--- begin Dataset excerpts ---

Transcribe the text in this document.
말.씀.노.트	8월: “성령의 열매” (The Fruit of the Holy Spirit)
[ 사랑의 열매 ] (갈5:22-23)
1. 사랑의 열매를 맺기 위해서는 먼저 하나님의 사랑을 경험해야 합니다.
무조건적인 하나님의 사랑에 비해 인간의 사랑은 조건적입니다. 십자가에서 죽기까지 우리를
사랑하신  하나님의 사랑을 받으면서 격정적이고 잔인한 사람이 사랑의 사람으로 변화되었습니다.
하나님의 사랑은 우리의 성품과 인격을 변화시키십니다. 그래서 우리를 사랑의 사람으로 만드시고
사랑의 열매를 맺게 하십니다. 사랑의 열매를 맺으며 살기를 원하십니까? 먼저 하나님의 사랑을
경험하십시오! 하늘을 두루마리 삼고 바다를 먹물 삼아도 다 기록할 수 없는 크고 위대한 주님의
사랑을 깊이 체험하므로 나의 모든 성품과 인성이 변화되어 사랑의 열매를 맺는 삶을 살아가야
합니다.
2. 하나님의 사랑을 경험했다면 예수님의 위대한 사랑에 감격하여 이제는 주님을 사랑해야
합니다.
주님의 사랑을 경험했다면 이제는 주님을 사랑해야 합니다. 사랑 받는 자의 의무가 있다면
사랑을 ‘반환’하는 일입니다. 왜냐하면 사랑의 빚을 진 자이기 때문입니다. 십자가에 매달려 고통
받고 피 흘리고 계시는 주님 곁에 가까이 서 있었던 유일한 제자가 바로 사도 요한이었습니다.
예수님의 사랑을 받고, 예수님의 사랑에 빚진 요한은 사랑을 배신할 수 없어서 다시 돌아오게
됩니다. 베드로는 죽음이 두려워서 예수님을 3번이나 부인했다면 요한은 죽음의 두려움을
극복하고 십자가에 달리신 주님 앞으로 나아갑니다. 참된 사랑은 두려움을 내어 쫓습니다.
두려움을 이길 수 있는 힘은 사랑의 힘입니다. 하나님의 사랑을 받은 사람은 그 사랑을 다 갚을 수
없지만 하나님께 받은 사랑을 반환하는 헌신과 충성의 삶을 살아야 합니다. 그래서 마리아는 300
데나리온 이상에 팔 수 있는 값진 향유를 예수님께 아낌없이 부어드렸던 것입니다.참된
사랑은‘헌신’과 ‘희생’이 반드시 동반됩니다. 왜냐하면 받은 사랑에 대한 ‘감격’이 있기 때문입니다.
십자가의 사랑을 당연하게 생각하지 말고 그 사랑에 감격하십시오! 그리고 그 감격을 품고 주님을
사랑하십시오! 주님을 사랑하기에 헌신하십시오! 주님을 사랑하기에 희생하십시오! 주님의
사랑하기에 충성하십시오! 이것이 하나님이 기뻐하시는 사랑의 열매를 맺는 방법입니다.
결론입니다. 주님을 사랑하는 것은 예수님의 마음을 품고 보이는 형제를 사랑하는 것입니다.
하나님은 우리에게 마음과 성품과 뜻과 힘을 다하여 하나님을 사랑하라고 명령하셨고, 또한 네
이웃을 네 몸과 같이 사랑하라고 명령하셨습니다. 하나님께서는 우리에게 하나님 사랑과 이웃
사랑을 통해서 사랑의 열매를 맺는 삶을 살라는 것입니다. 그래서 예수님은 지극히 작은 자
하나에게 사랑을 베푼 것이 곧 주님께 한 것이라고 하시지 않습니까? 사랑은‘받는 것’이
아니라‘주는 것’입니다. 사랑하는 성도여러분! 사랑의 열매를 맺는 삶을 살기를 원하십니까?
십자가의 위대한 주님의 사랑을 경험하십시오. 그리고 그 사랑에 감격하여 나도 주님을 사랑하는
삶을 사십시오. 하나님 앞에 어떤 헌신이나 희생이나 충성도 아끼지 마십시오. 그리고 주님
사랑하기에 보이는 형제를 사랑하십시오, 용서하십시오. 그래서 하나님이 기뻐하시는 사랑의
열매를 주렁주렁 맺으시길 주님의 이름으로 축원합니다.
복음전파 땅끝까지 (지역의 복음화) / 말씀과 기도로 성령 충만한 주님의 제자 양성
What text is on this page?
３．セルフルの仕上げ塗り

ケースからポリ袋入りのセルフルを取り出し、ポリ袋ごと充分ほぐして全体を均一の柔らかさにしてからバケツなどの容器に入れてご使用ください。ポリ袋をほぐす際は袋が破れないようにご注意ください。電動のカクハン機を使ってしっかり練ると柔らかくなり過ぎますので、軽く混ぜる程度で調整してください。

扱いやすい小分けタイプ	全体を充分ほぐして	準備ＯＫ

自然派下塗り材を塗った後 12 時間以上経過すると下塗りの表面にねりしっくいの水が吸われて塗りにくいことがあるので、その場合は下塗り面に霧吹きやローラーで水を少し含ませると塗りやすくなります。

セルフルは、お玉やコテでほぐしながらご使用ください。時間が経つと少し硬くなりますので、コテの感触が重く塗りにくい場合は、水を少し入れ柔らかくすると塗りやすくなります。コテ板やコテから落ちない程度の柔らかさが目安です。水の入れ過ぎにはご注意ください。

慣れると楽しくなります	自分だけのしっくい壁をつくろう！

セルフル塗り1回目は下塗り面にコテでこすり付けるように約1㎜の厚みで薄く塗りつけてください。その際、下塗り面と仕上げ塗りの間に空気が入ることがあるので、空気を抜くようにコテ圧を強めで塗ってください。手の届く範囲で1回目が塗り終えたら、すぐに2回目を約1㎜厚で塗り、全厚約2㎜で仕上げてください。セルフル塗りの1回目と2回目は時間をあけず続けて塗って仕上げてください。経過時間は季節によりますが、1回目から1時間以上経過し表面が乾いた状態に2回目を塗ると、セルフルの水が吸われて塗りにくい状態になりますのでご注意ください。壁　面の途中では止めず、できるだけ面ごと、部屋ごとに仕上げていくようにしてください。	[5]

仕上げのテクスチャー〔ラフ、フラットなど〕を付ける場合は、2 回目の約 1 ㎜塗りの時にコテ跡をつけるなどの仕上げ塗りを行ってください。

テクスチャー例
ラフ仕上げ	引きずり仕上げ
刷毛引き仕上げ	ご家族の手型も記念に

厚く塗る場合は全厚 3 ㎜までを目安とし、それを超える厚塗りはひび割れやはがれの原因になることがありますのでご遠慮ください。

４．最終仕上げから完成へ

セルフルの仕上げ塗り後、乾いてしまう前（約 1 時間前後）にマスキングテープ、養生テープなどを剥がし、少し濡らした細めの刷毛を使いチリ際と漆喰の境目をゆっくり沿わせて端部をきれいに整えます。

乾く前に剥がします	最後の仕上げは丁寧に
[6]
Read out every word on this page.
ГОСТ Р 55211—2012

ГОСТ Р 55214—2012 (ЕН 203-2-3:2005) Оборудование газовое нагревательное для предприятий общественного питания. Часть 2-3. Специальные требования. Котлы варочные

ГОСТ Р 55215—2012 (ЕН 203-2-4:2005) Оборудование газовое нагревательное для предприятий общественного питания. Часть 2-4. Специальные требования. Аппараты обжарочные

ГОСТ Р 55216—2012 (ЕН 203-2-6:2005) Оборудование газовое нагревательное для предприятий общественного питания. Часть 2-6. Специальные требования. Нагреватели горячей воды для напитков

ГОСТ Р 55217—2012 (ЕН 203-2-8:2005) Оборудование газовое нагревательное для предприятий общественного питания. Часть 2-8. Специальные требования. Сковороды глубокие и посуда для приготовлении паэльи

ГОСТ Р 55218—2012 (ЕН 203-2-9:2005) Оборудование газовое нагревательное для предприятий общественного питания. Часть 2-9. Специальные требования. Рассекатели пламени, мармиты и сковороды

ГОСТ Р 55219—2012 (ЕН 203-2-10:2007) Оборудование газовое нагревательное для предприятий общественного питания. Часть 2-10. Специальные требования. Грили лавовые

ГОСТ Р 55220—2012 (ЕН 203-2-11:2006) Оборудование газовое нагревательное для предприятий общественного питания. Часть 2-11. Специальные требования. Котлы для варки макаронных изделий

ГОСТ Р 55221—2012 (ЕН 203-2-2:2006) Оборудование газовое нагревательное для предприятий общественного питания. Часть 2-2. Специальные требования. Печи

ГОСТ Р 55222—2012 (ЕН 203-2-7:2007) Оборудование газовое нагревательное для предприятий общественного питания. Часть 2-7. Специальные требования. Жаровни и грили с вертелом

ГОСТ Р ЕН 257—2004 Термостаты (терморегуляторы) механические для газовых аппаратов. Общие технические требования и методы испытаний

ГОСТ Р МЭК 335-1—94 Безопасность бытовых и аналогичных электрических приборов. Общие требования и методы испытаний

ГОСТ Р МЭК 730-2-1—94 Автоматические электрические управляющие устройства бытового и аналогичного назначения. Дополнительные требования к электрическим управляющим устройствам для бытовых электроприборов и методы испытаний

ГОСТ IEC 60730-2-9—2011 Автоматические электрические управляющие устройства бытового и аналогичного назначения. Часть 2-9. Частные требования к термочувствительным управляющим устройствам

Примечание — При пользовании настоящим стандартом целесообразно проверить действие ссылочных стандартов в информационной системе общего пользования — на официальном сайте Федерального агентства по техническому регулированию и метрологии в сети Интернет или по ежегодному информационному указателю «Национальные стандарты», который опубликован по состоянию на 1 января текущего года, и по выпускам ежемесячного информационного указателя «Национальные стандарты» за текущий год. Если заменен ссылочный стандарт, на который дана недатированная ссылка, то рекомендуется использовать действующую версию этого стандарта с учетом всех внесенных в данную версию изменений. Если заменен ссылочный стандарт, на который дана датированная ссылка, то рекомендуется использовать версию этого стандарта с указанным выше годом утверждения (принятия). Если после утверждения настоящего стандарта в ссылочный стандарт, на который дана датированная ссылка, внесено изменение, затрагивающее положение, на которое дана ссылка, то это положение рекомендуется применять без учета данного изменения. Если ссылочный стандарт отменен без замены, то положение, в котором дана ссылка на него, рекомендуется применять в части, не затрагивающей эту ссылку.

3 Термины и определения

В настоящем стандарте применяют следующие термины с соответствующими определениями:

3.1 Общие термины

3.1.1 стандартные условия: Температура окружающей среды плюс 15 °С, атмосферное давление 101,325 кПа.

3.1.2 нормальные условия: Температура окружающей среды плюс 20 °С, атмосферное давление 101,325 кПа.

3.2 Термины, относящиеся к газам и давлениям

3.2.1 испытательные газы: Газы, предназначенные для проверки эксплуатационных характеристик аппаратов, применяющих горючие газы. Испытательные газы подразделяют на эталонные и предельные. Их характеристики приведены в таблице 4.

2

--- end Dataset excerpts ---

Short task:
Among the lines above, how many contain the string "때문입니다"? State the number alone.

Complete response:
2